• _Exercise requirements_: Below is a block of records; repeat each one exactly.

::::

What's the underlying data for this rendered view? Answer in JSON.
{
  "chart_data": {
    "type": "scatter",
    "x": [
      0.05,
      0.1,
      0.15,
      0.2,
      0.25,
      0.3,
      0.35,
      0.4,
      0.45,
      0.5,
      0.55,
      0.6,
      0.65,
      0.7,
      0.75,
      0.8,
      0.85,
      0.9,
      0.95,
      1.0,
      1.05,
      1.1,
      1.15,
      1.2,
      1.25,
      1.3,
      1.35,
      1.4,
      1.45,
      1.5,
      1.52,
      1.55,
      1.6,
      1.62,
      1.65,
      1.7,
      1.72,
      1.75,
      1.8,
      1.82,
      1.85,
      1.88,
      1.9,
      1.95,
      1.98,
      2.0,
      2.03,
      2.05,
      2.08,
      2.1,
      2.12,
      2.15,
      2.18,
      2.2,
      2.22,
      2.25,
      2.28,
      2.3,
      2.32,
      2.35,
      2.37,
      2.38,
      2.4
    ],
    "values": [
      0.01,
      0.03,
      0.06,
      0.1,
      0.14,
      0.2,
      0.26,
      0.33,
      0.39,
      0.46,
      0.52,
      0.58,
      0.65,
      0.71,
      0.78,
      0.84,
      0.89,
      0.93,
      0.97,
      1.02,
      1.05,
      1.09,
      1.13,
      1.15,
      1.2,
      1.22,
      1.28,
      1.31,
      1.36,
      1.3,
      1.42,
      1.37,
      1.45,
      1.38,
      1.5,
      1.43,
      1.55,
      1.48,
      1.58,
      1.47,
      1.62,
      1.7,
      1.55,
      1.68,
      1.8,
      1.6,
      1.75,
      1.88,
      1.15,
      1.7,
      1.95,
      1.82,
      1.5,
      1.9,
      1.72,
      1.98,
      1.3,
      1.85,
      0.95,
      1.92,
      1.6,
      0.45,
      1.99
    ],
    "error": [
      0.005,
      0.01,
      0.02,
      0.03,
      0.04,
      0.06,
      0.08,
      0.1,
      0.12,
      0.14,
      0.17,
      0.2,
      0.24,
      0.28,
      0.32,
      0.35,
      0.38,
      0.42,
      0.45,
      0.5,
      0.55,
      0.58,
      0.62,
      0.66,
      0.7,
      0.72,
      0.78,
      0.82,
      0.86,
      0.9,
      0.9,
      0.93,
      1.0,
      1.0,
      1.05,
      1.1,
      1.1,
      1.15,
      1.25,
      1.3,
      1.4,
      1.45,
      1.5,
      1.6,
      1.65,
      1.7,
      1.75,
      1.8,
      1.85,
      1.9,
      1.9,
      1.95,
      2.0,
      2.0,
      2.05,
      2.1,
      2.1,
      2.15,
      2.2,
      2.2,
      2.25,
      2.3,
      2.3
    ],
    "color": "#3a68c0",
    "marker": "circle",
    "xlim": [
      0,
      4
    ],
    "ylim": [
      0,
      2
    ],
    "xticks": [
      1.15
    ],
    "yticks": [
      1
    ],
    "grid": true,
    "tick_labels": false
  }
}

::::

• _Answer for the task_:
What's the underlying data for this rendered view? Answer in JSON.
{
  "chart_data": {
    "type": "scatter",
    "x": [
      0.05,
      0.1,
      0.15,
      0.2,
      0.25,
      0.3,
      0.35,
      0.4,
      0.45,
      0.5,
      0.55,
      0.6,
      0.65,
      0.7,
      0.75,
      0.8,
      0.85,
      0.9,
      0.95,
      1.0,
      1.05,
      1.1,
      1.15,
      1.2,
      1.25,
      1.3,
      1.35,
      1.4,
      1.45,
      1.5,
      1.52,
      1.55,
      1.6,
      1.62,
      1.65,
      1.7,
      1.72,
      1.75,
      1.8,
      1.82,
      1.85,
      1.88,
      1.9,
      1.95,
      1.98,
      2.0,
      2.03,
      2.05,
      2.08,
      2.1,
      2.12,
      2.15,
      2.18,
      2.2,
      2.22,
      2.25,
      2.28,
      2.3,
      2.32,
      2.35,
      2.37,
      2.38,
      2.4
    ],
    "values": [
      0.01,
      0.03,
      0.06,
      0.1,
      0.14,
      0.2,
      0.26,
      0.33,
      0.39,
      0.46,
      0.52,
      0.58,
      0.65,
      0.71,
      0.78,
      0.84,
      0.89,
      0.93,
      0.97,
      1.02,
      1.05,
      1.09,
      1.13,
      1.15,
      1.2,
      1.22,
      1.28,
      1.31,
      1.36,
      1.3,
      1.42,
      1.37,
      1.45,
      1.38,
      1.5,
      1.43,
      1.55,
      1.48,
      1.58,
      1.47,
      1.62,
      1.7,
      1.55,
      1.68,
      1.8,
      1.6,
      1.75,
      1.88,
      1.15,
      1.7,
      1.95,
      1.82,
      1.5,
      1.9,
      1.72,
      1.98,
      1.3,
      1.85,
      0.95,
      1.92,
      1.6,
      0.45,
      1.99
    ],
    "error": [
      0.005,
      0.01,
      0.02,
      0.03,
      0.04,
      0.06,
      0.08,
      0.1,
      0.12,
      0.14,
      0.17,
      0.2,
      0.24,
      0.28,
      0.32,
      0.35,
      0.38,
      0.42,
      0.45,
      0.5,
      0.55,
      0.58,
      0.62,
      0.66,
      0.7,
      0.72,
      0.78,
      0.82,
      0.86,
      0.9,
      0.9,
      0.93,
      1.0,
      1.0,
      1.05,
      1.1,
      1.1,
      1.15,
      1.25,
      1.3,
      1.4,
      1.45,
      1.5,
      1.6,
      1.65,
      1.7,
      1.75,
      1.8,
      1.85,
      1.9,
      1.9,
      1.95,
      2.0,
      2.0,
      2.05,
      2.1,
      2.1,
      2.15,
      2.2,
      2.2,
      2.25,
      2.3,
      2.3
    ],
    "color": "#3a68c0",
    "marker": "circle",
    "xlim": [
      0,
      4
    ],
    "ylim": [
      0,
      2
    ],
    "xticks": [
      1.15
    ],
    "yticks": [
      1
    ],
    "grid": true,
    "tick_labels": false
  }
}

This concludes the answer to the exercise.